◆ Description of the task
Give a verbatim copy of the lines below, minus the pictures.

▽

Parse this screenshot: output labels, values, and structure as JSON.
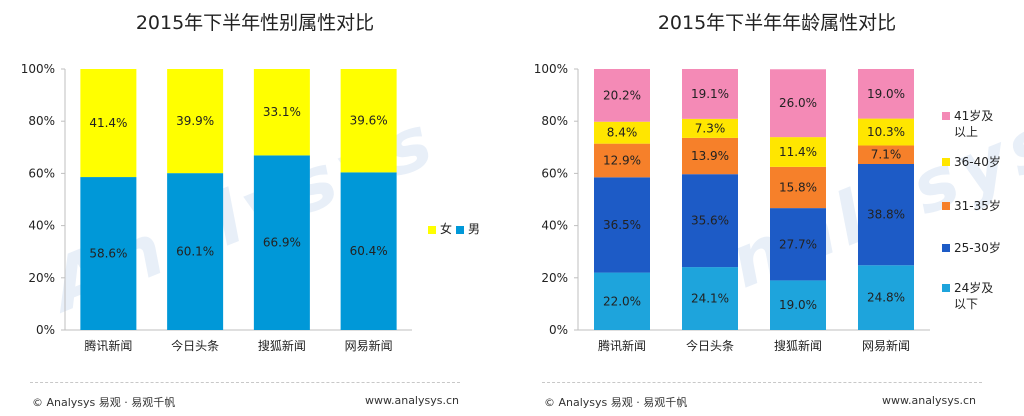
{
  "footer": {
    "copyright": "© Analysys 易观 · 易观千帆",
    "site": "www.analysys.cn"
  },
  "watermark": "Analysys",
  "chart_data": [
    {
      "type": "bar",
      "stacked": true,
      "title": "2015年下半年性别属性对比",
      "categories": [
        "腾讯新闻",
        "今日头条",
        "搜狐新闻",
        "网易新闻"
      ],
      "ylim": [
        0,
        100
      ],
      "yticks": [
        "0%",
        "20%",
        "40%",
        "60%",
        "80%",
        "100%"
      ],
      "legend": "right",
      "legend_inline": true,
      "series": [
        {
          "name": "男",
          "color": "#0098d8",
          "values": [
            58.6,
            60.1,
            66.9,
            60.4
          ],
          "labels": [
            "58.6%",
            "60.1%",
            "66.9%",
            "60.4%"
          ]
        },
        {
          "name": "女",
          "color": "#ffff00",
          "values": [
            41.4,
            39.9,
            33.1,
            39.6
          ],
          "labels": [
            "41.4%",
            "39.9%",
            "33.1%",
            "39.6%"
          ]
        }
      ]
    },
    {
      "type": "bar",
      "stacked": true,
      "title": "2015年下半年年龄属性对比",
      "categories": [
        "腾讯新闻",
        "今日头条",
        "搜狐新闻",
        "网易新闻"
      ],
      "ylim": [
        0,
        100
      ],
      "yticks": [
        "0%",
        "20%",
        "40%",
        "60%",
        "80%",
        "100%"
      ],
      "legend": "right",
      "series": [
        {
          "name": "24岁及以下",
          "legend_lines": [
            "24岁及",
            "以下"
          ],
          "color": "#1ea4dc",
          "values": [
            22.0,
            24.1,
            19.0,
            24.8
          ],
          "labels": [
            "22.0%",
            "24.1%",
            "19.0%",
            "24.8%"
          ]
        },
        {
          "name": "25-30岁",
          "legend_lines": [
            "25-30岁"
          ],
          "color": "#1d5bc6",
          "values": [
            36.5,
            35.6,
            27.7,
            38.8
          ],
          "labels": [
            "36.5%",
            "35.6%",
            "27.7%",
            "38.8%"
          ]
        },
        {
          "name": "31-35岁",
          "legend_lines": [
            "31-35岁"
          ],
          "color": "#f6802a",
          "values": [
            12.9,
            13.9,
            15.8,
            7.1
          ],
          "labels": [
            "12.9%",
            "13.9%",
            "15.8%",
            "7.1%"
          ]
        },
        {
          "name": "36-40岁",
          "legend_lines": [
            "36-40岁"
          ],
          "color": "#ffe600",
          "values": [
            8.4,
            7.3,
            11.4,
            10.3
          ],
          "labels": [
            "8.4%",
            "7.3%",
            "11.4%",
            "10.3%"
          ]
        },
        {
          "name": "41岁及以上",
          "legend_lines": [
            "41岁及",
            "以上"
          ],
          "color": "#f48ab6",
          "values": [
            20.2,
            19.1,
            26.0,
            19.0
          ],
          "labels": [
            "20.2%",
            "19.1%",
            "26.0%",
            "19.0%"
          ]
        }
      ]
    }
  ]
}
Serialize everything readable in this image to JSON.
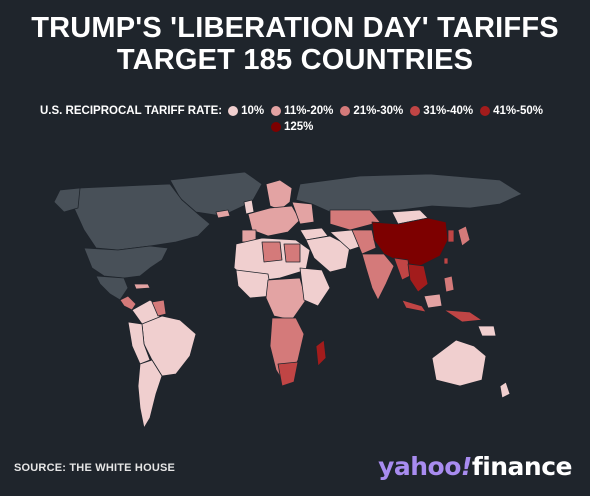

△

◆ Response to this task
Parse this screenshot: output labels, values, and structure as JSON.
{
  "footer": {
    "copyright": "© Analysys 易观 · 易观千帆",
    "site": "www.analysys.cn"
  },
  "watermark": "Analysys",
  "chart_data": [
    {
      "type": "bar",
      "stacked": true,
      "title": "2015年下半年性别属性对比",
      "categories": [
        "腾讯新闻",
        "今日头条",
        "搜狐新闻",
        "网易新闻"
      ],
      "ylim": [
        0,
        100
      ],
      "yticks": [
        "0%",
        "20%",
        "40%",
        "60%",
        "80%",
        "100%"
      ],
      "legend": "right",
      "legend_inline": true,
      "series": [
        {
          "name": "男",
          "color": "#0098d8",
          "values": [
            58.6,
            60.1,
            66.9,
            60.4
          ],
          "labels": [
            "58.6%",
            "60.1%",
            "66.9%",
            "60.4%"
          ]
        },
        {
          "name": "女",
          "color": "#ffff00",
          "values": [
            41.4,
            39.9,
            33.1,
            39.6
          ],
          "labels": [
            "41.4%",
            "39.9%",
            "33.1%",
            "39.6%"
          ]
        }
      ]
    },
    {
      "type": "bar",
      "stacked": true,
      "title": "2015年下半年年龄属性对比",
      "categories": [
        "腾讯新闻",
        "今日头条",
        "搜狐新闻",
        "网易新闻"
      ],
      "ylim": [
        0,
        100
      ],
      "yticks": [
        "0%",
        "20%",
        "40%",
        "60%",
        "80%",
        "100%"
      ],
      "legend": "right",
      "series": [
        {
          "name": "24岁及以下",
          "legend_lines": [
            "24岁及",
            "以下"
          ],
          "color": "#1ea4dc",
          "values": [
            22.0,
            24.1,
            19.0,
            24.8
          ],
          "labels": [
            "22.0%",
            "24.1%",
            "19.0%",
            "24.8%"
          ]
        },
        {
          "name": "25-30岁",
          "legend_lines": [
            "25-30岁"
          ],
          "color": "#1d5bc6",
          "values": [
            36.5,
            35.6,
            27.7,
            38.8
          ],
          "labels": [
            "36.5%",
            "35.6%",
            "27.7%",
            "38.8%"
          ]
        },
        {
          "name": "31-35岁",
          "legend_lines": [
            "31-35岁"
          ],
          "color": "#f6802a",
          "values": [
            12.9,
            13.9,
            15.8,
            7.1
          ],
          "labels": [
            "12.9%",
            "13.9%",
            "15.8%",
            "7.1%"
          ]
        },
        {
          "name": "36-40岁",
          "legend_lines": [
            "36-40岁"
          ],
          "color": "#ffe600",
          "values": [
            8.4,
            7.3,
            11.4,
            10.3
          ],
          "labels": [
            "8.4%",
            "7.3%",
            "11.4%",
            "10.3%"
          ]
        },
        {
          "name": "41岁及以上",
          "legend_lines": [
            "41岁及",
            "以上"
          ],
          "color": "#f48ab6",
          "values": [
            20.2,
            19.1,
            26.0,
            19.0
          ],
          "labels": [
            "20.2%",
            "19.1%",
            "26.0%",
            "19.0%"
          ]
        }
      ]
    }
  ]
}
Serialize everything readable in this image to JSON.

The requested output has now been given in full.